» **The request**: Write out all the entries word for word and omit any pictures.

» **Records for this exercise**:
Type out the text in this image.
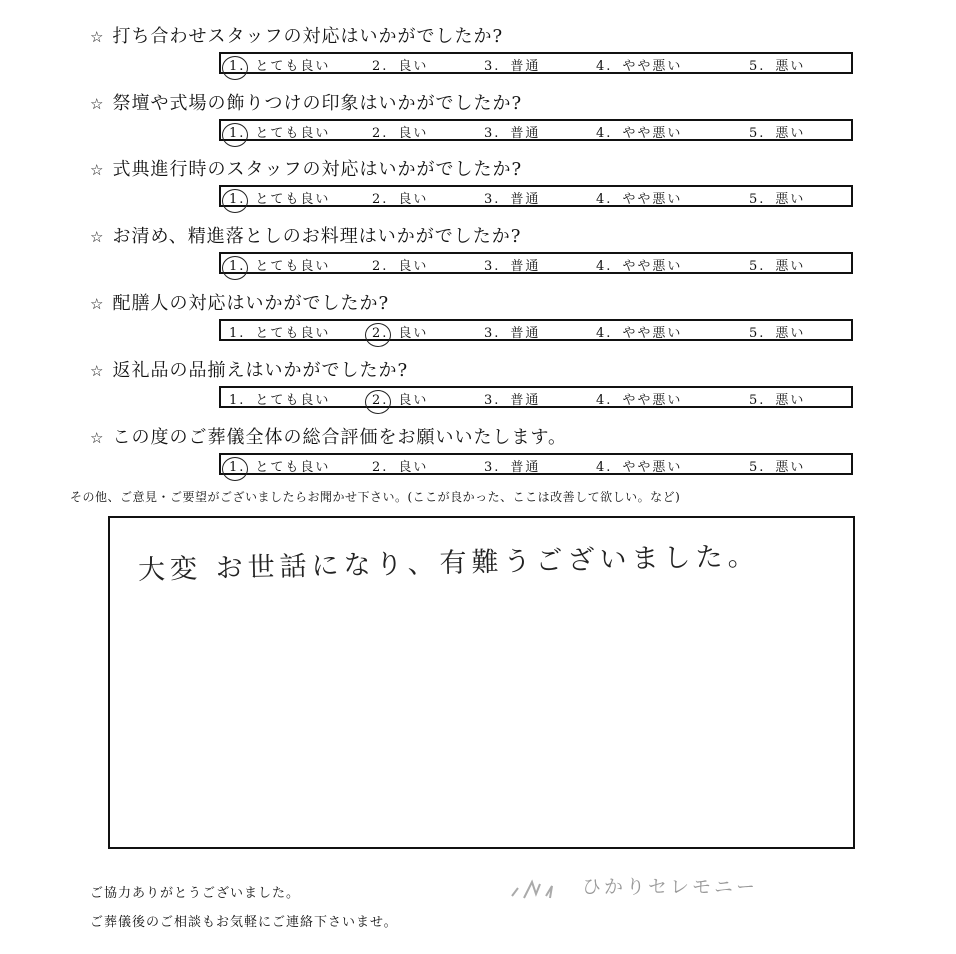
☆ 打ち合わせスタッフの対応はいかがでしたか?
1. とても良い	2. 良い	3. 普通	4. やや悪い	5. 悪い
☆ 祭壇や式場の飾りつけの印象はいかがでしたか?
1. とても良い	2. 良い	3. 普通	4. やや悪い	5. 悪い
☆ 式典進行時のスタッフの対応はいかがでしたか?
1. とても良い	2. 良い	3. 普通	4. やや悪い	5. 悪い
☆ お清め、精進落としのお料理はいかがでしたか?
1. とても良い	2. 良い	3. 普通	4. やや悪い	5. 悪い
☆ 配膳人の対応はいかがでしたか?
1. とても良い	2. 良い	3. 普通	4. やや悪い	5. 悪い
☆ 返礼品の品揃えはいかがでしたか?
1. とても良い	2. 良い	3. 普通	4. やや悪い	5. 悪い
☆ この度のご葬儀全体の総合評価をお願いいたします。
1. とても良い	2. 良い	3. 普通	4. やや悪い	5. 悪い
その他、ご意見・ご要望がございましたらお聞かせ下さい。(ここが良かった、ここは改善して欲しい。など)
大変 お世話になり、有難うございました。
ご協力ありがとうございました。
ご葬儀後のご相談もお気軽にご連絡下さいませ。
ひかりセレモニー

» **Output below**:
Type out the text in this image.
☆ 打ち合わせスタッフの対応はいかがでしたか?
1. とても良い	2. 良い	3. 普通	4. やや悪い	5. 悪い
☆ 祭壇や式場の飾りつけの印象はいかがでしたか?
1. とても良い	2. 良い	3. 普通	4. やや悪い	5. 悪い
☆ 式典進行時のスタッフの対応はいかがでしたか?
1. とても良い	2. 良い	3. 普通	4. やや悪い	5. 悪い
☆ お清め、精進落としのお料理はいかがでしたか?
1. とても良い	2. 良い	3. 普通	4. やや悪い	5. 悪い
☆ 配膳人の対応はいかがでしたか?
1. とても良い	2. 良い	3. 普通	4. やや悪い	5. 悪い
☆ 返礼品の品揃えはいかがでしたか?
1. とても良い	2. 良い	3. 普通	4. やや悪い	5. 悪い
☆ この度のご葬儀全体の総合評価をお願いいたします。
1. とても良い	2. 良い	3. 普通	4. やや悪い	5. 悪い
その他、ご意見・ご要望がございましたらお聞かせ下さい。(ここが良かった、ここは改善して欲しい。など)
大変 お世話になり、有難うございました。
ご協力ありがとうございました。
ご葬儀後のご相談もお気軽にご連絡下さいませ。
ひかりセレモニー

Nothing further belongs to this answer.